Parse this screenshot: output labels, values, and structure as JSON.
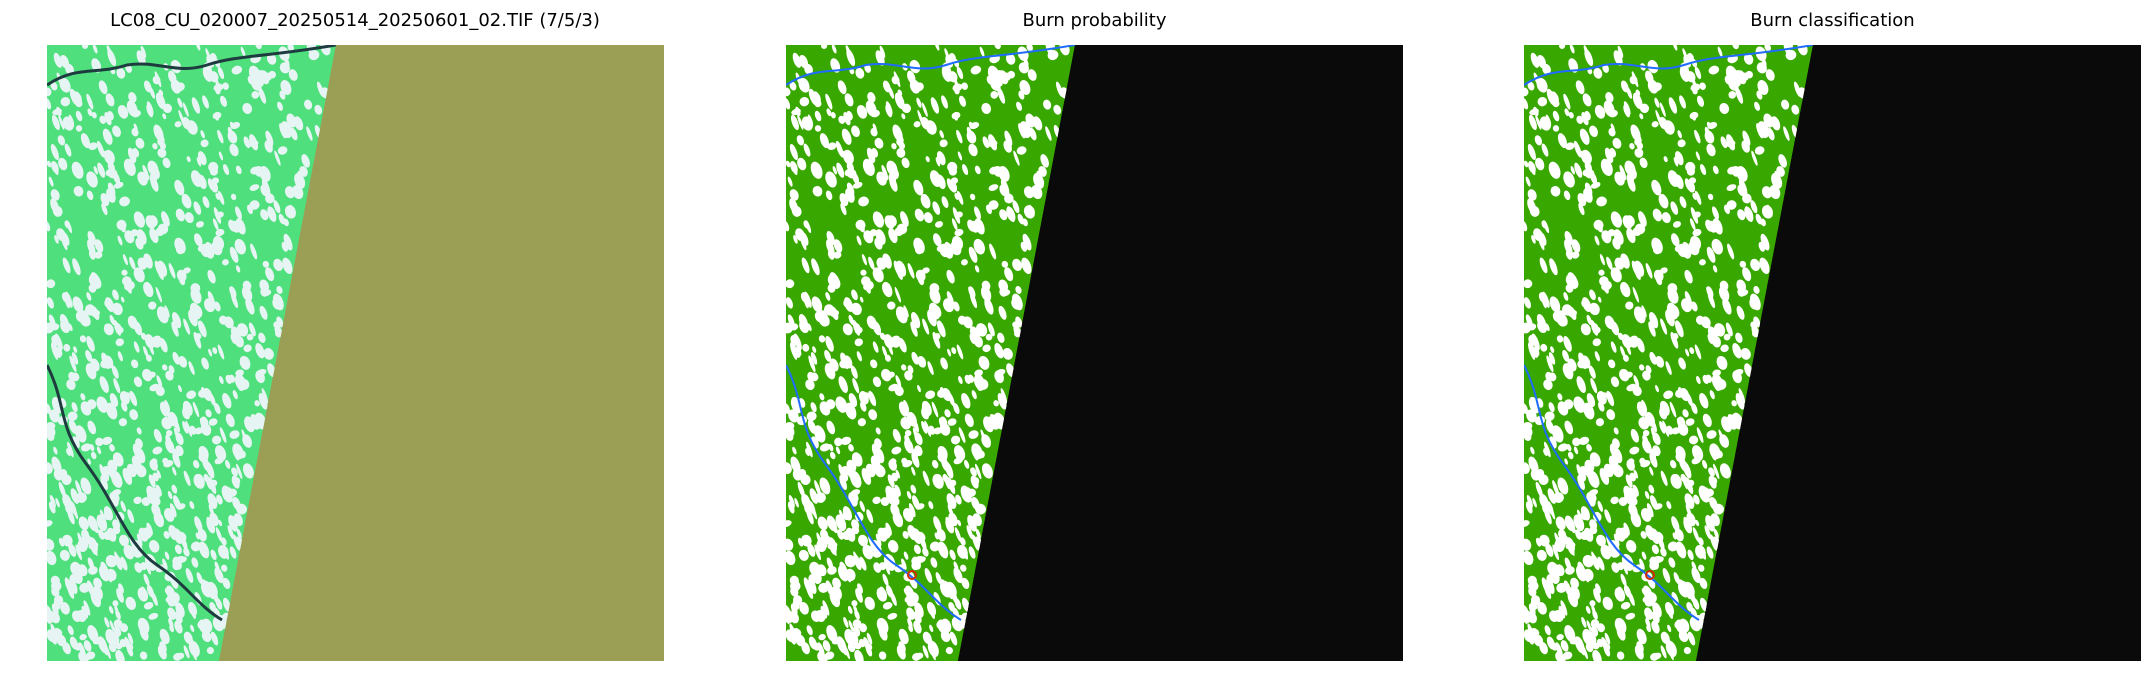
{
  "panels": [
    {
      "title": "LC08_CU_020007_20250514_20250601_02.TIF (7/5/3)",
      "kind": "composite",
      "colors": {
        "valid": "#4fdf7c",
        "nodata": "#9a9f55",
        "water": "#1e3b3f",
        "cloud": "#e6f4f4"
      }
    },
    {
      "title": "Burn probability",
      "kind": "probability",
      "colors": {
        "valid": "#38a800",
        "nodata": "#0a0a0a",
        "water": "#1f6cff",
        "cloud": "#ffffff",
        "burn": "#d42a00"
      }
    },
    {
      "title": "Burn classification",
      "kind": "classification",
      "colors": {
        "valid": "#38a800",
        "nodata": "#0a0a0a",
        "water": "#1f6cff",
        "cloud": "#ffffff",
        "burn": "#d42a00"
      }
    }
  ]
}
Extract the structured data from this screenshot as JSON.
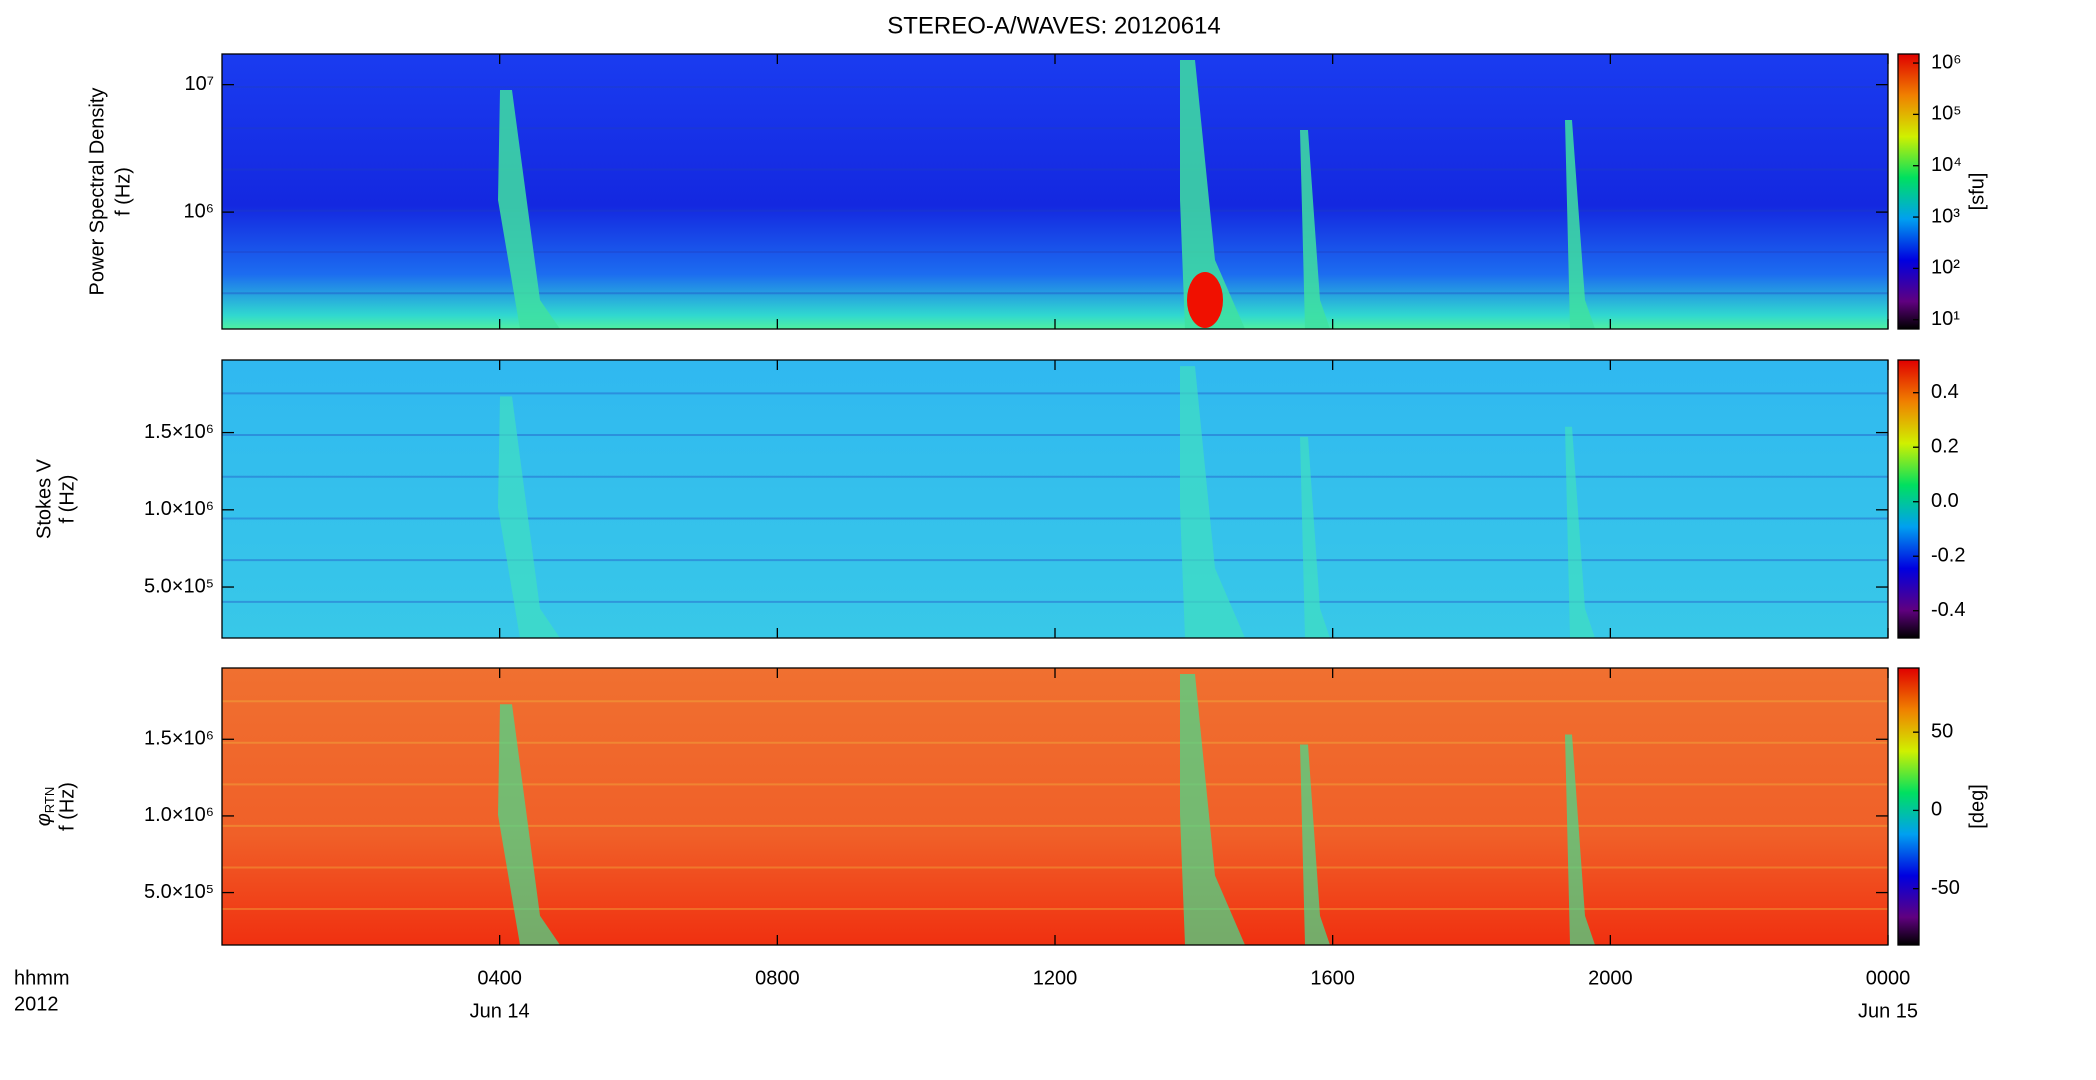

### Objective
Reproduce all of the data exactly, omitting each picture it holds.

### Answer to the exercise
Parse this screenshot: output labels, values, and structure as JSON.
{
  "panels": [
    {
      "title": "LC08_CU_020007_20250514_20250601_02.TIF (7/5/3)",
      "kind": "composite",
      "colors": {
        "valid": "#4fdf7c",
        "nodata": "#9a9f55",
        "water": "#1e3b3f",
        "cloud": "#e6f4f4"
      }
    },
    {
      "title": "Burn probability",
      "kind": "probability",
      "colors": {
        "valid": "#38a800",
        "nodata": "#0a0a0a",
        "water": "#1f6cff",
        "cloud": "#ffffff",
        "burn": "#d42a00"
      }
    },
    {
      "title": "Burn classification",
      "kind": "classification",
      "colors": {
        "valid": "#38a800",
        "nodata": "#0a0a0a",
        "water": "#1f6cff",
        "cloud": "#ffffff",
        "burn": "#d42a00"
      }
    }
  ]
}
Extract the structured data from this screenshot as JSON.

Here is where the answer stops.